##### Reading text #####
Figure 3.

Effect of the PLD inhibitor, FIPI, or the G_qinhibitor YM254890 on the translocation of WT GFP-mSK1 in MCF-7L cells. MCF-7L cells overexpressing WT GFP-mSK1 were pretreated with and without FIPI (100 nM, 1 h) or YM254890 (10 μM, 30 min) before S1P (5 μM) or PMA (1 μM) or carbachol (100 μM) for 10 min. Cells were processed and mounted with DAPI to stain the DNA (blue). A, photomicrographs of cells of 40× oil magnification overexpressing WT GFP-mSK1 detected with GFP. Representative results of three independent experiments. B, the bar graphs (lower of each pair) represent the AUC of transfected WT GFP-mSK1 translocation (n = 5) and (upper of each pair) the percentage of cells containing translocated WT GFP-mSK1 (n = 3); ^∗p < 0.05, ^∗∗p < 0.01, ^∗∗∗p < 0.001, and ^∗∗∗∗p < 0.0001 for stimulus alone versus stimulus with either FIPI or YM254890; ⁺p < 0.05, ⁺⁺p < 0.01, ⁺⁺⁺p < 0.001, and ⁺⁺⁺⁺p < 0.0001 for stimulus versus control transfected WT GFP-mSK1 (two-way ANOVA with Tukey's post hoc test). AUC, area under the curve; FIPI, N-[2-[4-(2,3-dihydro-2-oxo-1H-benzimidazol-1-yl)-1-piperidinyl]ethyl]-5-fluoro-1H-indole-2-carboxamide hydrochloride; mSK1, mouse SK1; PLD, phospholipase D; PMA, phorbol 12-myristate 13-acetate; S1P, sphingosine-1-phosphate; SK1, sphingosine kinase 1.
##### Data #####
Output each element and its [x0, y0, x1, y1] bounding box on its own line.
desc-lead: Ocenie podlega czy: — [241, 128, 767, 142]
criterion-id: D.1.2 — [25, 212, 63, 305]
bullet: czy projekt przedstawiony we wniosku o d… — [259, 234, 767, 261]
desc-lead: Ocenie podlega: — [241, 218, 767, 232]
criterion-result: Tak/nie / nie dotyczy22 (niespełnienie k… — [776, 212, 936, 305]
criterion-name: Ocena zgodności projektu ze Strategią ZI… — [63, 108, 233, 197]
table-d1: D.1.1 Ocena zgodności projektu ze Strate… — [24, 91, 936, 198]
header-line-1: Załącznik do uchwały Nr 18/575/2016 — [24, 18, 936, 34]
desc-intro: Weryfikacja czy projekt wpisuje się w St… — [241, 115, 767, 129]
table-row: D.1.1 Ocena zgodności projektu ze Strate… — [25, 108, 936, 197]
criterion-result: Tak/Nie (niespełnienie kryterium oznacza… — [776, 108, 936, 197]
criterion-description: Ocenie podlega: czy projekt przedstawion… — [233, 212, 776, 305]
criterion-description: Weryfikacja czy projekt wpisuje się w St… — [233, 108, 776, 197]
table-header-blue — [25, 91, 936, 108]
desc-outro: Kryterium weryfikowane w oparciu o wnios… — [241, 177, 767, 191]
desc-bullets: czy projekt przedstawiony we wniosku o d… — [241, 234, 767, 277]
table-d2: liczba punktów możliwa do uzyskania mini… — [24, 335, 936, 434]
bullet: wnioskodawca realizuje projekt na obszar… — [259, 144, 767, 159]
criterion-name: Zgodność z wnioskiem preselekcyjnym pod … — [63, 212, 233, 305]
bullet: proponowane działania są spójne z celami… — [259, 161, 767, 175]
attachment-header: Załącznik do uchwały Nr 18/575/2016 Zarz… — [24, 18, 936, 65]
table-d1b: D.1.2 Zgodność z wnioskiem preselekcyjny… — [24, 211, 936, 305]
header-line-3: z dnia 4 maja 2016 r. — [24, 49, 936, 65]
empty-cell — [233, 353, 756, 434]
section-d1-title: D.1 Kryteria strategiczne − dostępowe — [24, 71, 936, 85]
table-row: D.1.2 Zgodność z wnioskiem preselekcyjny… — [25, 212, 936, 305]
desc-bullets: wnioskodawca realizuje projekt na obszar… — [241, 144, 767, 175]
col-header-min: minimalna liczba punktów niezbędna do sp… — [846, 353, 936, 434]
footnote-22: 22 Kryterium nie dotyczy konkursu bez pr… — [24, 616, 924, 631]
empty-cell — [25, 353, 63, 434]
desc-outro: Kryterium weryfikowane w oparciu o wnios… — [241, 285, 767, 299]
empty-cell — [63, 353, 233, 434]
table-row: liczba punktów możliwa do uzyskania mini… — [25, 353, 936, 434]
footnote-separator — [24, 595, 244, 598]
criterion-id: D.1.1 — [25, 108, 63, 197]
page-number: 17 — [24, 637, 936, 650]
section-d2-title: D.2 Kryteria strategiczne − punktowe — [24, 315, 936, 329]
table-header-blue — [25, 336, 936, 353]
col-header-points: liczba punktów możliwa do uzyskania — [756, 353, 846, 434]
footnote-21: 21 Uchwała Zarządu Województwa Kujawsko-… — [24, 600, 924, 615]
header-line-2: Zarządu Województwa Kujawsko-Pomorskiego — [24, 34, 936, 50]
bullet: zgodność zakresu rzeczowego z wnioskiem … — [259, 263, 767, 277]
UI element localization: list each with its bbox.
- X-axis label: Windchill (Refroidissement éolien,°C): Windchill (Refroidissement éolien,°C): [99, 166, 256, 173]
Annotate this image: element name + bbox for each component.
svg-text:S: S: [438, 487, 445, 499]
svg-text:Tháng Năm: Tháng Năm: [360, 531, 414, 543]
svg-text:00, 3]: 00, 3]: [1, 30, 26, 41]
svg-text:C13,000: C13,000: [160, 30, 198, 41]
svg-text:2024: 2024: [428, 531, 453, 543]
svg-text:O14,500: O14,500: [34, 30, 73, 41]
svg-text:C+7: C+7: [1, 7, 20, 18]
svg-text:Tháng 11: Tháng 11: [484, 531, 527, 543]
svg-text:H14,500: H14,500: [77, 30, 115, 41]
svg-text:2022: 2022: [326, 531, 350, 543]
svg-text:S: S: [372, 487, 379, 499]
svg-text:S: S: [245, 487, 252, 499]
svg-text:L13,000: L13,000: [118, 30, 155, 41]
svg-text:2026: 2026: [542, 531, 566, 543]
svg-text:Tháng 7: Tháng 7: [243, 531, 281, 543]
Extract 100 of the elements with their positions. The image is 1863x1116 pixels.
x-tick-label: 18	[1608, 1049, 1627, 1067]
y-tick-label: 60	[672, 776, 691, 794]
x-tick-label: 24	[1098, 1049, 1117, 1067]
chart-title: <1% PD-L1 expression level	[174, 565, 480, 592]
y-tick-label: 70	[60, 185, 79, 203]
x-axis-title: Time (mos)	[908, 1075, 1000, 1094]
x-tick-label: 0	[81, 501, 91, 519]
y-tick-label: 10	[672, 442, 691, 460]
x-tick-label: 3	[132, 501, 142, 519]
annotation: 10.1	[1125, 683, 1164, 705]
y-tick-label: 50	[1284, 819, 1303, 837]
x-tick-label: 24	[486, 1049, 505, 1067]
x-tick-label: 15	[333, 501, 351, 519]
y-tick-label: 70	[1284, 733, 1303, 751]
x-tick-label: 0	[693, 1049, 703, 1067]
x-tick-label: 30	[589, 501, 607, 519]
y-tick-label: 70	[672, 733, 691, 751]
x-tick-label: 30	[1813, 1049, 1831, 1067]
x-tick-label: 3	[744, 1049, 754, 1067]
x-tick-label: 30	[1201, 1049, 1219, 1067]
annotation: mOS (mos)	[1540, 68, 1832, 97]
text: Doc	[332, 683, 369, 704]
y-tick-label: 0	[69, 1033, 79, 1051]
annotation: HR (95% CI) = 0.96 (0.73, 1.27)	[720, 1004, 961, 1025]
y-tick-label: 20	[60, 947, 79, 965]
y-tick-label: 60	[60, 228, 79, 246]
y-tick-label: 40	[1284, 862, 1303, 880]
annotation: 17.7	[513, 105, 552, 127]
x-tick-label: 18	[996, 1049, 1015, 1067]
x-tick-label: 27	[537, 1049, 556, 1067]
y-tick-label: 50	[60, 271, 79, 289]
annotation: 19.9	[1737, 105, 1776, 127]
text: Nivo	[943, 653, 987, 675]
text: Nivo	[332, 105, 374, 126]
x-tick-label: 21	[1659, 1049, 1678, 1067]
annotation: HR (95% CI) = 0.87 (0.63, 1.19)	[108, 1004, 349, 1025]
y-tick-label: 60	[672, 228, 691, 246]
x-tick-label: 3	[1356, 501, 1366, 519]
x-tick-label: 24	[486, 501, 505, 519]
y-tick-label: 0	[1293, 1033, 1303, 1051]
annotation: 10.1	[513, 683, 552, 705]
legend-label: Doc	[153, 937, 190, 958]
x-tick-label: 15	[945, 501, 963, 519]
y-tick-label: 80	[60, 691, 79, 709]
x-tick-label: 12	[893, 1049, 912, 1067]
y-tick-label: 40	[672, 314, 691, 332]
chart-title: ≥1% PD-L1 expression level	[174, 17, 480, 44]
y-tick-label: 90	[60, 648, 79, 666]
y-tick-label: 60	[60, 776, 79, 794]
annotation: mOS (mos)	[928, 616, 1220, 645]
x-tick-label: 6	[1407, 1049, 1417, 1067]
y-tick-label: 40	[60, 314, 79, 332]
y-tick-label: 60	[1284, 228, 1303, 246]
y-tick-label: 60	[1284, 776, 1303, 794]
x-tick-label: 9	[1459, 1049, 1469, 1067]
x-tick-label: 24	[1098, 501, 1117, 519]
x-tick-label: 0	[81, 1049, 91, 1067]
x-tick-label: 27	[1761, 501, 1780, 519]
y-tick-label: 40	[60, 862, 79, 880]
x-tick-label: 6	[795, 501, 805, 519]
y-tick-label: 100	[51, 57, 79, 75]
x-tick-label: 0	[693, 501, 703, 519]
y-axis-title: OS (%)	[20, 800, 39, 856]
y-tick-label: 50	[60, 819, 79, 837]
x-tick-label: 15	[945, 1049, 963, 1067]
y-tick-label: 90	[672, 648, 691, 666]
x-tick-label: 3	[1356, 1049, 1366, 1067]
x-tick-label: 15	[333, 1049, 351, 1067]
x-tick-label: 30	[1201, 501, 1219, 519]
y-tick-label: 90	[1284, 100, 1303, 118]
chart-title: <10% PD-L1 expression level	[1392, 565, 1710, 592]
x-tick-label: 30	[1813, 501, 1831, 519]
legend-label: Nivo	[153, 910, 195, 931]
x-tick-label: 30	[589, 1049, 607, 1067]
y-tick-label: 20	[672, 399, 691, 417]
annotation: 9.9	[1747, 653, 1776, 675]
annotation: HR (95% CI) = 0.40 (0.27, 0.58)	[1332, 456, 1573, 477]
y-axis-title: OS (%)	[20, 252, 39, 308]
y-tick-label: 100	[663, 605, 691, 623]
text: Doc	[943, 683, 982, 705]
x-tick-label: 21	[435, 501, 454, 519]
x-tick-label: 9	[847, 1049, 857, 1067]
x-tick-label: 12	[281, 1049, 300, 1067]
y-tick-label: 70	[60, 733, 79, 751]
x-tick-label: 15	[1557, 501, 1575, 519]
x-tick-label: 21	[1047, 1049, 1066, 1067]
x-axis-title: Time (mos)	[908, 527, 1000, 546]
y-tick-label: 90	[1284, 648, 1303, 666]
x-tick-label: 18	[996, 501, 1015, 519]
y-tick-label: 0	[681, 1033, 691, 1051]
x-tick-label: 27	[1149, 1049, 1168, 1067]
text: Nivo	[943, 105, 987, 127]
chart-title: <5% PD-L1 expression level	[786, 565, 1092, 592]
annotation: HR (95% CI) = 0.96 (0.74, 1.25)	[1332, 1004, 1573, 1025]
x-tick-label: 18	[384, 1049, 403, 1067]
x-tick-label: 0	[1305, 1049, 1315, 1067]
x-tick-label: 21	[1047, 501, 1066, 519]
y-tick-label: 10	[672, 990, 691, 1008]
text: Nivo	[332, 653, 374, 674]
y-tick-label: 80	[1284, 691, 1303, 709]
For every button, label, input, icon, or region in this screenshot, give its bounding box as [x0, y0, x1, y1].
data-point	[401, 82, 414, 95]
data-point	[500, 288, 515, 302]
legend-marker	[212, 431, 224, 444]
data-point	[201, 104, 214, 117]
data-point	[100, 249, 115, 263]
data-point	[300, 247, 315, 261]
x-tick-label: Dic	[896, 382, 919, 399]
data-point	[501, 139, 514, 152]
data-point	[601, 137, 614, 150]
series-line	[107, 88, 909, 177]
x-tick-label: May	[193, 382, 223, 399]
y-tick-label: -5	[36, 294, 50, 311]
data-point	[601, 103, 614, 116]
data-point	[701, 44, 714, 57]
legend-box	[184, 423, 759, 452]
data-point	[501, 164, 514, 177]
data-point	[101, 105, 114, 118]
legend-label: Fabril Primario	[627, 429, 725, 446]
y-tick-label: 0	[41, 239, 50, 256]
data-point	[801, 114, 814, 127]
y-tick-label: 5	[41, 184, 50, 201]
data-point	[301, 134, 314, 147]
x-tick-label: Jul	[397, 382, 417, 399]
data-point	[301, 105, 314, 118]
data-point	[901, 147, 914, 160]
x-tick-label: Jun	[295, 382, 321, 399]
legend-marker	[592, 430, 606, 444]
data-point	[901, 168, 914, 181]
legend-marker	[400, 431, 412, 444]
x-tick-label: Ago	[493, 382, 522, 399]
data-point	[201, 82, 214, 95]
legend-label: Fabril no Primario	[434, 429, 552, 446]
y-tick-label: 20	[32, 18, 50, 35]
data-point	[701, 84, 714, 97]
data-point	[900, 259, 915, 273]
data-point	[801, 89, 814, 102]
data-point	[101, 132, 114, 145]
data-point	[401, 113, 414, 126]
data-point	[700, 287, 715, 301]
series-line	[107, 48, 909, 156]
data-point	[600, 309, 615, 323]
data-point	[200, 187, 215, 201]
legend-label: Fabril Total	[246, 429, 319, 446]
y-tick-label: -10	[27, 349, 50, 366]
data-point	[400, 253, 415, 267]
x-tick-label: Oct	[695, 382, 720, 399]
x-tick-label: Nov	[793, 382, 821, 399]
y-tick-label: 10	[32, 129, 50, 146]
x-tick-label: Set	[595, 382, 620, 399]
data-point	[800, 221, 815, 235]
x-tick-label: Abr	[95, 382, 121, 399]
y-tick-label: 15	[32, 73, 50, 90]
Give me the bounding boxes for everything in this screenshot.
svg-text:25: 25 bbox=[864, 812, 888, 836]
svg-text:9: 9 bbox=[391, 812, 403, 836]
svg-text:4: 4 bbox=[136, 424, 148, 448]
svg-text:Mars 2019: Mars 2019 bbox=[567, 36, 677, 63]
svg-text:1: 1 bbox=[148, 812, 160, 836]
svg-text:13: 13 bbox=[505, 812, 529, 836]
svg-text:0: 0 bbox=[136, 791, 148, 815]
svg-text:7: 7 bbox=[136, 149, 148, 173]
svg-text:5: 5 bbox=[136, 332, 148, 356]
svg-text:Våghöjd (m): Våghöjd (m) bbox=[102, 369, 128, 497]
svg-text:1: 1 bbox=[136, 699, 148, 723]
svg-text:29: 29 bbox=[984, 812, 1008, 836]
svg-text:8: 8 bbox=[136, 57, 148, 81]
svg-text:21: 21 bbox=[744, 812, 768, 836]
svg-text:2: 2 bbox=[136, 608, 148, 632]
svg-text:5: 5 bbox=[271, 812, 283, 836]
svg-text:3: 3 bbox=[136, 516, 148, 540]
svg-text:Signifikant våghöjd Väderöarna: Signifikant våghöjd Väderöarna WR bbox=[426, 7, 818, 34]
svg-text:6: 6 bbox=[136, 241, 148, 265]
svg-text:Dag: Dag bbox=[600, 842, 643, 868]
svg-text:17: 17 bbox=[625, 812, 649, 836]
#####
● **Problem to solve**
Using the figure legend, say whether each statement agrees with it: (a) cells were pretreated with FIPI at 100 nM for 1 h; (b) the AUC bar graphs are based on n = 3; (c) DAPI was used to stain the DNA. Answer yes or no for each and quote the deciding words. Answer from the figure legend alone; the items play no part.

● **Answer to the problem**
(a) Yes: "FIPI (100 nM, 1 h)"
(b) No: "represent the AUC of transfected WT GFP-mSK1 translocation (n = 5)"
(c) Yes: "mounted with DAPI to stain the DNA (blue)"